• **Material for the task**:
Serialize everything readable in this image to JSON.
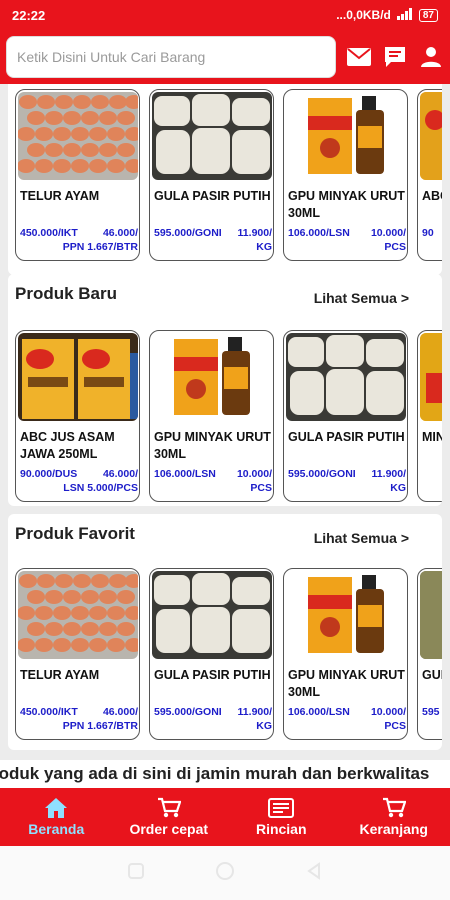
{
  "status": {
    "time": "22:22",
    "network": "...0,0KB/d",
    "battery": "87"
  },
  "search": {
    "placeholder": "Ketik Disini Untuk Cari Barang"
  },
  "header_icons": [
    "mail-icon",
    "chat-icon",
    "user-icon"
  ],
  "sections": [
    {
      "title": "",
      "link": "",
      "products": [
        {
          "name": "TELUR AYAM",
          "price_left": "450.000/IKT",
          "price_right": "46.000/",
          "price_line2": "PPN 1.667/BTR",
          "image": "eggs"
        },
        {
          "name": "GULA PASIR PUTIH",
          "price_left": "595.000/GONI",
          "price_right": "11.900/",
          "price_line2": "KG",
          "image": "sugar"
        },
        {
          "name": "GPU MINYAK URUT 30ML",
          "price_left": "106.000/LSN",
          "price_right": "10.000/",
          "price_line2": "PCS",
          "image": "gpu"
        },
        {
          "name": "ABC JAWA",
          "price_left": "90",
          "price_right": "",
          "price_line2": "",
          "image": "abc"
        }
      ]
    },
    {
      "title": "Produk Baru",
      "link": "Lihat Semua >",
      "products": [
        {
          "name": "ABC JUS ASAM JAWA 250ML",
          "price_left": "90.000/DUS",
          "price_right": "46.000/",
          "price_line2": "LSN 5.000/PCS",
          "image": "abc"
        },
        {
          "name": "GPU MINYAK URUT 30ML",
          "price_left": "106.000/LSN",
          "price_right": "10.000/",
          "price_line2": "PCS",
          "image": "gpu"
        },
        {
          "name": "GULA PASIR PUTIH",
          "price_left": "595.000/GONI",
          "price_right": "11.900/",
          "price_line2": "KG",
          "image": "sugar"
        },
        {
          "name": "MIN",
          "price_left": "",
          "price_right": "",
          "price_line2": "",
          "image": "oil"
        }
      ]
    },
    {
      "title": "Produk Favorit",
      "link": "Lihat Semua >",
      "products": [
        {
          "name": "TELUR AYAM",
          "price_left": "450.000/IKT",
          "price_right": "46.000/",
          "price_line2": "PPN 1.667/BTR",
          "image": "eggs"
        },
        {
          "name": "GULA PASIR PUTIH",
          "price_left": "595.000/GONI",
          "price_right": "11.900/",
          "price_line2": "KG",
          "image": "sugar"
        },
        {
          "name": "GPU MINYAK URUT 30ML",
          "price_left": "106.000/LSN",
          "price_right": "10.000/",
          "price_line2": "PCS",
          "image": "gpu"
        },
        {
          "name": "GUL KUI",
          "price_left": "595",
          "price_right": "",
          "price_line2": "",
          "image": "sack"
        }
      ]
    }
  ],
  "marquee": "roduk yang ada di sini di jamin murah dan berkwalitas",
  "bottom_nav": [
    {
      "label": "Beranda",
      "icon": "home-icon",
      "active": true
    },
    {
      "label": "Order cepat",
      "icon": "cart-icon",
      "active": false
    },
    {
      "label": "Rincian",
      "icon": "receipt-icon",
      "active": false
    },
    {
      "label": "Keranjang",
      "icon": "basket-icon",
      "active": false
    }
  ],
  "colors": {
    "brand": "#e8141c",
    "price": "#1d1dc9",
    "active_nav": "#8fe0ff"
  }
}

* * *

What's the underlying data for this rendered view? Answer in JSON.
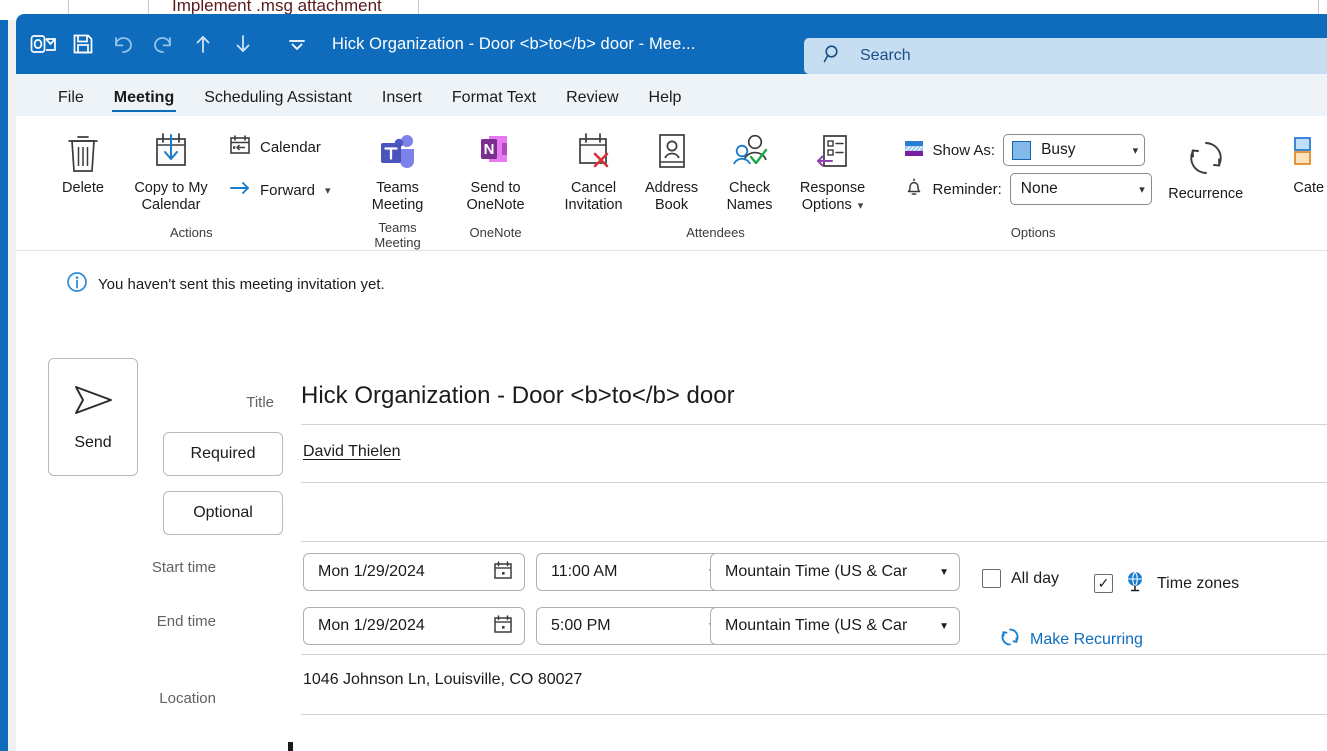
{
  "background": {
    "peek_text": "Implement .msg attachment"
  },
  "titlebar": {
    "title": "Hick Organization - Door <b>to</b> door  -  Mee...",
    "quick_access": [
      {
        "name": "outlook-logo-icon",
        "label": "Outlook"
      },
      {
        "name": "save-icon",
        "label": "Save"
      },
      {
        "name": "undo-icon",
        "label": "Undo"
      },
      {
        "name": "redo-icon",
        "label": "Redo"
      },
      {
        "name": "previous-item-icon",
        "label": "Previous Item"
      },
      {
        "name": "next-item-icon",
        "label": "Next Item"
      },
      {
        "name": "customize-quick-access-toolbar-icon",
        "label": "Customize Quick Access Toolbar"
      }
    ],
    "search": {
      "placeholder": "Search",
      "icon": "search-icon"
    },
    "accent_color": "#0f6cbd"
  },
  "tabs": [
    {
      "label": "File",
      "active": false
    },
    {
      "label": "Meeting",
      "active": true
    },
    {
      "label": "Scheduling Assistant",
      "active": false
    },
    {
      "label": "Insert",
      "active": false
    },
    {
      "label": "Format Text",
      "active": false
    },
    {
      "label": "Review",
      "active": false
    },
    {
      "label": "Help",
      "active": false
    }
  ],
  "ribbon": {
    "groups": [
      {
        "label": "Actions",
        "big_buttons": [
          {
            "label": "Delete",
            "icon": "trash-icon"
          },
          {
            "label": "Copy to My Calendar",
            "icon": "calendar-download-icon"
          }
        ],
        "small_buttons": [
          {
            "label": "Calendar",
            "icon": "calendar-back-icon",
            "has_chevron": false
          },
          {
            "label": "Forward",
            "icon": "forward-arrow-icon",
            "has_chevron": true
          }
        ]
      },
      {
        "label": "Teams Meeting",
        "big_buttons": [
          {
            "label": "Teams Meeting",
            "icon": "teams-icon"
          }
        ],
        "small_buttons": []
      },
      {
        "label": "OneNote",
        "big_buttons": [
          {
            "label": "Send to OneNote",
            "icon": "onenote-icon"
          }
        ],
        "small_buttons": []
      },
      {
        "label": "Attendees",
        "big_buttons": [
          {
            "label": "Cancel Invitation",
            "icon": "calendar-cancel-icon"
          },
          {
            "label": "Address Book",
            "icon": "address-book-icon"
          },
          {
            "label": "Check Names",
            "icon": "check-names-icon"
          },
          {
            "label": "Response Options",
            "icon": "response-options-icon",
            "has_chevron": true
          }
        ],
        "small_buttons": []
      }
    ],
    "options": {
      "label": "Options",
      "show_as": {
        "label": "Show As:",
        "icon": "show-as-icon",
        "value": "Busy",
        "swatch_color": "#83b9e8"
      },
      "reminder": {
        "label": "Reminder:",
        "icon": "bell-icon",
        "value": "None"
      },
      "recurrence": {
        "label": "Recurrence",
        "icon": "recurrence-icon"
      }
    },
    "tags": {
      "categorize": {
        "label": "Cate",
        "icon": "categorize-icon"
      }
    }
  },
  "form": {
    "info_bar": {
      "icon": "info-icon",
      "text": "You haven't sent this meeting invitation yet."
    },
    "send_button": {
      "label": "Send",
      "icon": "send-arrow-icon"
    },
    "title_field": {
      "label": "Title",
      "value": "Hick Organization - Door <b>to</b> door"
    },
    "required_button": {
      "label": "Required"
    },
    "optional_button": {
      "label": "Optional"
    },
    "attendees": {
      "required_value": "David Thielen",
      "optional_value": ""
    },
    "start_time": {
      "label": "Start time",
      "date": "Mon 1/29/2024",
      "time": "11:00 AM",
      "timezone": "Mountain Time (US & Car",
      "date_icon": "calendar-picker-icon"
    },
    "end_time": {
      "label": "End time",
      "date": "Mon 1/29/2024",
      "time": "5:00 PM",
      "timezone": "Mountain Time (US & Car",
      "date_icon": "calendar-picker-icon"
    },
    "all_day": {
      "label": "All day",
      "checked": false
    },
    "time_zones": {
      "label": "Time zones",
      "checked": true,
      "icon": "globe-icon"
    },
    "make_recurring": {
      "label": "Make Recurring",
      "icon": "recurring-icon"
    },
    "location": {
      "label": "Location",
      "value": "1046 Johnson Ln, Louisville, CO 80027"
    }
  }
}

• **Written request**:
From the material above, copy each line that includes the word "arrow".

• **Answer to this problem**:
            "icon": "forward-arrow-icon",
      "icon": "send-arrow-icon"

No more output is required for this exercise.